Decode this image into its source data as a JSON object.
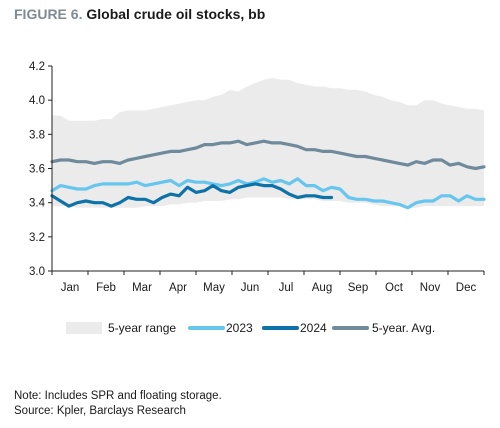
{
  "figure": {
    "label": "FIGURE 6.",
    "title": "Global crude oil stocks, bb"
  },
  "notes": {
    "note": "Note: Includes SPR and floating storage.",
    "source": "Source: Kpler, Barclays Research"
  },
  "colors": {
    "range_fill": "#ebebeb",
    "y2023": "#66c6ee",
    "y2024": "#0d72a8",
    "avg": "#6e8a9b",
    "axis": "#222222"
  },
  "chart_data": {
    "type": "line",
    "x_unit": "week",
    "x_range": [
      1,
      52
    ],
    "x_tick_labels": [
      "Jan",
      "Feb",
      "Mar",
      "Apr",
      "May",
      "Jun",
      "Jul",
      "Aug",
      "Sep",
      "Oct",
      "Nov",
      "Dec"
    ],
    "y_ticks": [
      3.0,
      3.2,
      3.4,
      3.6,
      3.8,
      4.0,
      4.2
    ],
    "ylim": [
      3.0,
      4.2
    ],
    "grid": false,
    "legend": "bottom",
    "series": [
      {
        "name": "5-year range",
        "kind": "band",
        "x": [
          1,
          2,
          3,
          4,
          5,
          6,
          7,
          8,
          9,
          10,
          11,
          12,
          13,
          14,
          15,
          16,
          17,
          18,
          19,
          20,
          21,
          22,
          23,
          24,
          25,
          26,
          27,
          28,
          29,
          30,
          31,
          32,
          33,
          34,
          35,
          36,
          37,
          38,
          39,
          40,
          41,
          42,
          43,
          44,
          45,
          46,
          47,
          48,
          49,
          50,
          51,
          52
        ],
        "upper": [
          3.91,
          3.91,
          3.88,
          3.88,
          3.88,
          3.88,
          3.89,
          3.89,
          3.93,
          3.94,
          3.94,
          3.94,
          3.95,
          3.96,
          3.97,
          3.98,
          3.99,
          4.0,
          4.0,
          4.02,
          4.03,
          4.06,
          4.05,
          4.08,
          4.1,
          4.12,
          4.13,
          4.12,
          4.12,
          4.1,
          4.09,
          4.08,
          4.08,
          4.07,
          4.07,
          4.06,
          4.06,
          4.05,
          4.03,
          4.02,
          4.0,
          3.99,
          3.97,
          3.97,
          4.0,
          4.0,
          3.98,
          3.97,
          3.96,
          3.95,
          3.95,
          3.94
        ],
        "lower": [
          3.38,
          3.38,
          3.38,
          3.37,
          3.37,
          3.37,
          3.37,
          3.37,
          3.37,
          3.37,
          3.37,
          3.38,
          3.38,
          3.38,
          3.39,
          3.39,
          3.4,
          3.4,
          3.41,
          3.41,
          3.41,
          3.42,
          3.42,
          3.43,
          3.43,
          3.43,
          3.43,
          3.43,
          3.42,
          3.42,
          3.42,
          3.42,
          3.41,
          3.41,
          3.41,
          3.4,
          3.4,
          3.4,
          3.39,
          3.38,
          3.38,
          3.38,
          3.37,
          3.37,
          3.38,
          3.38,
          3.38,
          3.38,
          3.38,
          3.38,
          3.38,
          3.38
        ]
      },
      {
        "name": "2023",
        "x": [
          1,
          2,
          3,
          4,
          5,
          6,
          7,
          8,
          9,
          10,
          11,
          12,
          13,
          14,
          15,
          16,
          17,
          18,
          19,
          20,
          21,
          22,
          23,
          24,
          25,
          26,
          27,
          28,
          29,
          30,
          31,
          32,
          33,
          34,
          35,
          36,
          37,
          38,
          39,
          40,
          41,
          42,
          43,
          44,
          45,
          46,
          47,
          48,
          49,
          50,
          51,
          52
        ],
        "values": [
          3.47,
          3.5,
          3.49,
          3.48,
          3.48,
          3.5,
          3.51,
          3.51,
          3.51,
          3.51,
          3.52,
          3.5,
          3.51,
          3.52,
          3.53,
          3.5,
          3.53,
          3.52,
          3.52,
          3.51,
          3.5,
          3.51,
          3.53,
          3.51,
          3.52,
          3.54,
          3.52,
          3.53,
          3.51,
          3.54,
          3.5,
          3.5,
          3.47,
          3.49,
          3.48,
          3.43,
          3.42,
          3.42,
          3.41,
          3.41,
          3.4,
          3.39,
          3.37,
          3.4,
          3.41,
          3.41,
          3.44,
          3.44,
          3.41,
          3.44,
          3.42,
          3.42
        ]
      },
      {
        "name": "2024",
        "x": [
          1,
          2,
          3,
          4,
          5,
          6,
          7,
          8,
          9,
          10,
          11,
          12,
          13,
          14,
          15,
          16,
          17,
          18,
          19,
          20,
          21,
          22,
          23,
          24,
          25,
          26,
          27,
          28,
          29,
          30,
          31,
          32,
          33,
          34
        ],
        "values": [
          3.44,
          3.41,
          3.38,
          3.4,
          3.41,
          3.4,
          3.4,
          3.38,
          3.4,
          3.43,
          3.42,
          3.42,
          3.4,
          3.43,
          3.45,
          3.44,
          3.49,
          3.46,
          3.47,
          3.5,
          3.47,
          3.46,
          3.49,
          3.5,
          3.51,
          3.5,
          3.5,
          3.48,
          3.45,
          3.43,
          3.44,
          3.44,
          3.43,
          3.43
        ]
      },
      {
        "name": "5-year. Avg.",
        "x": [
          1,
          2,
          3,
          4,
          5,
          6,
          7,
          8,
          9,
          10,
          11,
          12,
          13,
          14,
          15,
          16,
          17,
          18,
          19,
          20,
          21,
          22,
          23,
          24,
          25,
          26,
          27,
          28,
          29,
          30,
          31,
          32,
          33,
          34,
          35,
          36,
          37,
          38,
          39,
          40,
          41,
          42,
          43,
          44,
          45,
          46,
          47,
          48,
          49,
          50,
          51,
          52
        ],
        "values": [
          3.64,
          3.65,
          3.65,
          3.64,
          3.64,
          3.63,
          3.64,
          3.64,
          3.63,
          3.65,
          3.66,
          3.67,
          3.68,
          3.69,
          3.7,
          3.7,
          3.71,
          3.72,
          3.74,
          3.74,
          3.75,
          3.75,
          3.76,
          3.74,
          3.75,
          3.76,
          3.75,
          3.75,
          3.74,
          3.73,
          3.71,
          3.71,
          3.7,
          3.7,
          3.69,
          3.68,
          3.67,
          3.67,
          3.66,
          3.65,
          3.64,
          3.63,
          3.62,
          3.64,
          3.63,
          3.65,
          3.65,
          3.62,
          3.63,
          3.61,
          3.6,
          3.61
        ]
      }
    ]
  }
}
* * *
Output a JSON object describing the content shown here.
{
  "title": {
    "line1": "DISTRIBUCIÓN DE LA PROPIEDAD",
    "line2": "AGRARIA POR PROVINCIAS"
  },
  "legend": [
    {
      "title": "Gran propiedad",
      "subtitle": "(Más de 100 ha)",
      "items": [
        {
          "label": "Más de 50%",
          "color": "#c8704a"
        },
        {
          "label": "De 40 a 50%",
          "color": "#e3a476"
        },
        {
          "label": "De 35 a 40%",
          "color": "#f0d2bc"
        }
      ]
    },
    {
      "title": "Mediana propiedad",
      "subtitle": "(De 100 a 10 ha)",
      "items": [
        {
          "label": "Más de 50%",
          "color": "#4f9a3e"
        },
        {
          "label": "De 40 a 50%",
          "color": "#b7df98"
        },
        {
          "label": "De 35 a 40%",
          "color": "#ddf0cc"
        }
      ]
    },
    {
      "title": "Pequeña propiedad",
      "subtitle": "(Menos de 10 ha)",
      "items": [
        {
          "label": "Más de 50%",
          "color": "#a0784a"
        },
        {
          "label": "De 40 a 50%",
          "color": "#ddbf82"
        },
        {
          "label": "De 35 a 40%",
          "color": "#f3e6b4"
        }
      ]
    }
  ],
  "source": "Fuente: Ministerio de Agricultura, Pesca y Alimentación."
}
---
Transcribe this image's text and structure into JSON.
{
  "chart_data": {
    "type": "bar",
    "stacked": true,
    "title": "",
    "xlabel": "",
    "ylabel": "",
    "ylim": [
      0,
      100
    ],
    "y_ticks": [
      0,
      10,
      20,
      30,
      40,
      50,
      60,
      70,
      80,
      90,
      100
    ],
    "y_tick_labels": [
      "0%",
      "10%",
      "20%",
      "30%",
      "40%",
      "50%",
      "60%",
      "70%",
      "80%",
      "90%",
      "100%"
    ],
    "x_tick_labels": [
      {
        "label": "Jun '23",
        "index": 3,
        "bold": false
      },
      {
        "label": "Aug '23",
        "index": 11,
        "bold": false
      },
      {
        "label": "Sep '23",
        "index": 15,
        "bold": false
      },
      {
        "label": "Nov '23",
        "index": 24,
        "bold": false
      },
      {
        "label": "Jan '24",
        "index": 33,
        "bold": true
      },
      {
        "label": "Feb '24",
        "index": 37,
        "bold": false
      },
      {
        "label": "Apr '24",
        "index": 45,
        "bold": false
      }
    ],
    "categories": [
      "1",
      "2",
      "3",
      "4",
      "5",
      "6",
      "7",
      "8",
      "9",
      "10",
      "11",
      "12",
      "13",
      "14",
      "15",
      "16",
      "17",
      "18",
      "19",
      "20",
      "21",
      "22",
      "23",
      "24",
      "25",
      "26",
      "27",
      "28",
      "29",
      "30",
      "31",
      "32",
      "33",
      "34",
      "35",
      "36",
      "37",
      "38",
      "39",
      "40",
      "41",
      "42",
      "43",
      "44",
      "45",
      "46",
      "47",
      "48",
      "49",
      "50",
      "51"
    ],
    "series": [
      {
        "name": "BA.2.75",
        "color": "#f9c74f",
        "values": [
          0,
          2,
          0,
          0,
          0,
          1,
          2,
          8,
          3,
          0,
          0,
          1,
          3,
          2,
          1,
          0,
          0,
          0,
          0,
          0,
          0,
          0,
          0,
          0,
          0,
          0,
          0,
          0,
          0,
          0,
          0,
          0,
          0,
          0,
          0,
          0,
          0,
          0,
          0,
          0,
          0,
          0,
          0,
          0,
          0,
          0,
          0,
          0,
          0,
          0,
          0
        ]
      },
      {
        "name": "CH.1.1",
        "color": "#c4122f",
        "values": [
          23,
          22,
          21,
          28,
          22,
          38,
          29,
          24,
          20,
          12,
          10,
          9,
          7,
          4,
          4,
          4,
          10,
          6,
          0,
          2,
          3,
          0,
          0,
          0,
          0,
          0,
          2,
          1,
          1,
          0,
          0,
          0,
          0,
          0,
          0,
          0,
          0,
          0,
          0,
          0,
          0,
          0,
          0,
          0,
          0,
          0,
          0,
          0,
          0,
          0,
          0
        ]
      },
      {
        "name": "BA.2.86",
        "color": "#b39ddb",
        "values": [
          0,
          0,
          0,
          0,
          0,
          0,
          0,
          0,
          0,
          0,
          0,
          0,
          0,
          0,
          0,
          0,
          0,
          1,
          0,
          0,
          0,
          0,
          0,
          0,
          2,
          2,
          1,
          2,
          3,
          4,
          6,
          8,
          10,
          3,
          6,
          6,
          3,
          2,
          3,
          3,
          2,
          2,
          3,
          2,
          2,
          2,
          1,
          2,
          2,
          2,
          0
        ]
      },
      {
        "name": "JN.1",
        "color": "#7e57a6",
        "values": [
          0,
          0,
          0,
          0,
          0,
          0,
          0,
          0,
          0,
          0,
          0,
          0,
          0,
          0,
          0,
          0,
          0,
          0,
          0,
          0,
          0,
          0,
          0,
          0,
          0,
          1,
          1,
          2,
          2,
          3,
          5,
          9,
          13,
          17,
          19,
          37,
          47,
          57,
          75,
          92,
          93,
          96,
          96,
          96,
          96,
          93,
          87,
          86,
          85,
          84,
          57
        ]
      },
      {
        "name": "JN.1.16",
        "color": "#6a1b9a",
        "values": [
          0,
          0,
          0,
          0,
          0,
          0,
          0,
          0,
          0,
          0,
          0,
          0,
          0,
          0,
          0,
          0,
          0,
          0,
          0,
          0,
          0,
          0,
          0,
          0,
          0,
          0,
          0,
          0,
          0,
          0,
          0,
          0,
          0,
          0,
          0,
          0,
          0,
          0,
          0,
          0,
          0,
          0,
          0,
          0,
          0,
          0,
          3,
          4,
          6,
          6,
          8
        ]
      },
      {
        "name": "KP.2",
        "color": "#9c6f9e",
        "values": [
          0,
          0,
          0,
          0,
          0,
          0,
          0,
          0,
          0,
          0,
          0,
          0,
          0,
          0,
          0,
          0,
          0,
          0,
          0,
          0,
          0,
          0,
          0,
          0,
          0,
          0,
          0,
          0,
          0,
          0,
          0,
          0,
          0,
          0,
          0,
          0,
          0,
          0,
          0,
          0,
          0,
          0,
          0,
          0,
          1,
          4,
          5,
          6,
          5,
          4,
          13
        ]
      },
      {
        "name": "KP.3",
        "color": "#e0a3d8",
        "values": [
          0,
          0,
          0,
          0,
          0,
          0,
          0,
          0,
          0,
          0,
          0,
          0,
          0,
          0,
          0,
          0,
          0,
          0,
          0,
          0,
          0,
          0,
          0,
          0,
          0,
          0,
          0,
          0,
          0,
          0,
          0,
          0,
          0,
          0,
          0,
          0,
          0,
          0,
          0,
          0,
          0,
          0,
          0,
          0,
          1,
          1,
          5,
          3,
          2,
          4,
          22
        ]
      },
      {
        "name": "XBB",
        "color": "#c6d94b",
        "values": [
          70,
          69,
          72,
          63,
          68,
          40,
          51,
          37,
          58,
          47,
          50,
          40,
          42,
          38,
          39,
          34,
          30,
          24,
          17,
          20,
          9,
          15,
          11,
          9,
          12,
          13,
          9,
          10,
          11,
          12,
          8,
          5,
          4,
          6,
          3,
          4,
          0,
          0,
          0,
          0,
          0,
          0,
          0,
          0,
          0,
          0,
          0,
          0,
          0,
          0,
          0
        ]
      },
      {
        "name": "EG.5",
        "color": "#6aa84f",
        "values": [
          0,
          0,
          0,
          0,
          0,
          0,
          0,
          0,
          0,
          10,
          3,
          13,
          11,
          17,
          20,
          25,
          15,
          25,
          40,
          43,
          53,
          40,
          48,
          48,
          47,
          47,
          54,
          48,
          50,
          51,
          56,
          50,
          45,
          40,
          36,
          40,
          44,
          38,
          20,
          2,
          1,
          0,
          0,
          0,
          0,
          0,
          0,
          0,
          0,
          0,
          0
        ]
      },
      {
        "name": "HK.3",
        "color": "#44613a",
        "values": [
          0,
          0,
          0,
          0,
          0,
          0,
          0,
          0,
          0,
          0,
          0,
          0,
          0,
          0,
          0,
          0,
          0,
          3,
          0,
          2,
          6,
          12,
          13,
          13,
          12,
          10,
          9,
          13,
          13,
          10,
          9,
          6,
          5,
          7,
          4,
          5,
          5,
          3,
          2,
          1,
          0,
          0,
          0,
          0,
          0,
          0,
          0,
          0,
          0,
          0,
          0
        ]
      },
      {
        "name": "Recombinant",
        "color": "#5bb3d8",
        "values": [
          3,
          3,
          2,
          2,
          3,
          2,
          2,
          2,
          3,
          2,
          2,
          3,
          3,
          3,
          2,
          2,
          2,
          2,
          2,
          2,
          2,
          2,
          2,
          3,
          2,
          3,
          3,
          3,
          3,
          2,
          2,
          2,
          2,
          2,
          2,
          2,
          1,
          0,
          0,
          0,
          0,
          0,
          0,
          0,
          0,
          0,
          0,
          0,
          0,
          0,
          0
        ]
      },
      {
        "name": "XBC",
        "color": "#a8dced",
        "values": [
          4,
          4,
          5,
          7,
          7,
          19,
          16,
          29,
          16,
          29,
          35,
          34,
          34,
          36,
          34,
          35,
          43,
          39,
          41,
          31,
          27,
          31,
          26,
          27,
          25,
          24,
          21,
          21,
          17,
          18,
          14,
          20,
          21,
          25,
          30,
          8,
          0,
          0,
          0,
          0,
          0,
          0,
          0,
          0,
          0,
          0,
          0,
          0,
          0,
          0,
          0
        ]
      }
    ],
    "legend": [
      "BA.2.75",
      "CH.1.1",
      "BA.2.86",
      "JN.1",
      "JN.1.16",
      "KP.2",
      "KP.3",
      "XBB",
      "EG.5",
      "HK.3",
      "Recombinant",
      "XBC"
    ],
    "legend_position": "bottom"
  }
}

▶ **Exercise**: Search the preceding listing for the word "into" and pull out every line that holds it.

▶ **Result of this task**:
Decode this image into its source data as a JSON object.
Transcribe this image's text and structure into JSON.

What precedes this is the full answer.